■ **Given instruction**
Pictures do not belong in the copy. Return all of the entries exactly.

..............................

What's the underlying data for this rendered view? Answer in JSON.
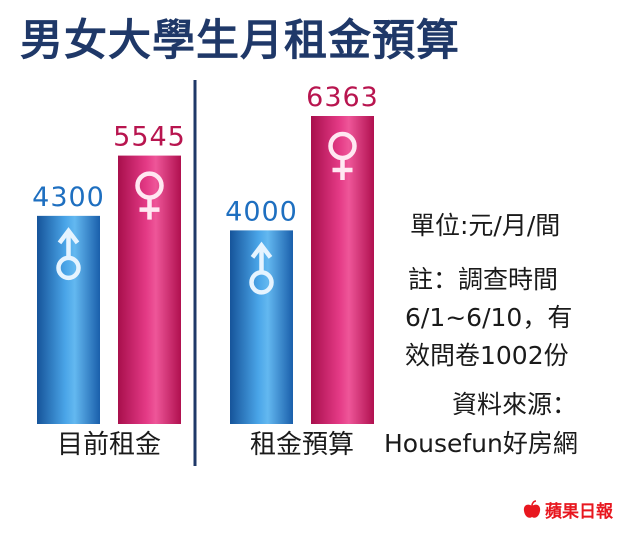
{
  "title": "男女大學生月租金預算",
  "chart_data": {
    "type": "bar",
    "title": "男女大學生月租金預算",
    "categories": [
      "目前租金",
      "租金預算"
    ],
    "series": [
      {
        "name": "♂",
        "values": [
          4300,
          4000
        ],
        "color": "#1e6fc0"
      },
      {
        "name": "♀",
        "values": [
          5545,
          6363
        ],
        "color": "#c8195f"
      }
    ],
    "ylim": [
      0,
      6363
    ]
  },
  "notes": {
    "unit": "單位:元/月/間",
    "survey_line1": "註：調查時間",
    "survey_line2": "6/1~6/10，有",
    "survey_line3": "效問卷1002份",
    "source_label": "資料來源：",
    "source_name": "Housefun好房網"
  },
  "logo": {
    "text": "蘋果日報",
    "color": "#e8171f"
  },
  "colors": {
    "title": "#1f3868",
    "male_value": "#1e6fc0",
    "female_value": "#b8154f",
    "divider": "#1f3868"
  }
}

..............................

■ **Reply**
What's the underlying data for this rendered view? Answer in JSON.
{
  "title": "男女大學生月租金預算",
  "chart_data": {
    "type": "bar",
    "title": "男女大學生月租金預算",
    "categories": [
      "目前租金",
      "租金預算"
    ],
    "series": [
      {
        "name": "♂",
        "values": [
          4300,
          4000
        ],
        "color": "#1e6fc0"
      },
      {
        "name": "♀",
        "values": [
          5545,
          6363
        ],
        "color": "#c8195f"
      }
    ],
    "ylim": [
      0,
      6363
    ]
  },
  "notes": {
    "unit": "單位:元/月/間",
    "survey_line1": "註：調查時間",
    "survey_line2": "6/1~6/10，有",
    "survey_line3": "效問卷1002份",
    "source_label": "資料來源：",
    "source_name": "Housefun好房網"
  },
  "logo": {
    "text": "蘋果日報",
    "color": "#e8171f"
  },
  "colors": {
    "title": "#1f3868",
    "male_value": "#1e6fc0",
    "female_value": "#b8154f",
    "divider": "#1f3868"
  }
}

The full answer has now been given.